_Problem to work on_. The exercise asks for every line of the data to be reproduced exactly.

_Data lines_.
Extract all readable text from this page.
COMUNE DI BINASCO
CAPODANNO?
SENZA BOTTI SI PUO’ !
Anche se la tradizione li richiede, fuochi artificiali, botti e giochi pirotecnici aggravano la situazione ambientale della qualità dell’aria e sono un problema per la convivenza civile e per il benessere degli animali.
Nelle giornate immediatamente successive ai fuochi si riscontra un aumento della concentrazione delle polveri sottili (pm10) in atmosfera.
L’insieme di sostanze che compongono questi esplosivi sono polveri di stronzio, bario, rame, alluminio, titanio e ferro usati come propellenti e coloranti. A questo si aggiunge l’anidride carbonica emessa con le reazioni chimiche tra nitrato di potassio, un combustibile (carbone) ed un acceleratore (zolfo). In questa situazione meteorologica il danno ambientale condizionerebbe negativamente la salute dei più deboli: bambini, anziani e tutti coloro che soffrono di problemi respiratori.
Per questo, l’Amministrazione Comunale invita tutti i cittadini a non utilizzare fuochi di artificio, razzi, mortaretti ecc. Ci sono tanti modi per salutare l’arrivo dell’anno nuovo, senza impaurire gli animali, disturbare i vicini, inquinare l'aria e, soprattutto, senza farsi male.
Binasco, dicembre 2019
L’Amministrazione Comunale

_Exercise result_.
Extract all readable text from this page.
COMUNE DI BINASCO
CAPODANNO?
SENZA BOTTI SI PUO’ !
Anche se la tradizione li richiede, fuochi artificiali, botti e giochi pirotecnici aggravano la situazione ambientale della qualità dell’aria e sono un problema per la convivenza civile e per il benessere degli animali.
Nelle giornate immediatamente successive ai fuochi si riscontra un aumento della concentrazione delle polveri sottili (pm10) in atmosfera.
L’insieme di sostanze che compongono questi esplosivi sono polveri di stronzio, bario, rame, alluminio, titanio e ferro usati come propellenti e coloranti. A questo si aggiunge l’anidride carbonica emessa con le reazioni chimiche tra nitrato di potassio, un combustibile (carbone) ed un acceleratore (zolfo). In questa situazione meteorologica il danno ambientale condizionerebbe negativamente la salute dei più deboli: bambini, anziani e tutti coloro che soffrono di problemi respiratori.
Per questo, l’Amministrazione Comunale invita tutti i cittadini a non utilizzare fuochi di artificio, razzi, mortaretti ecc. Ci sono tanti modi per salutare l’arrivo dell’anno nuovo, senza impaurire gli animali, disturbare i vicini, inquinare l'aria e, soprattutto, senza farsi male.
Binasco, dicembre 2019
L’Amministrazione Comunale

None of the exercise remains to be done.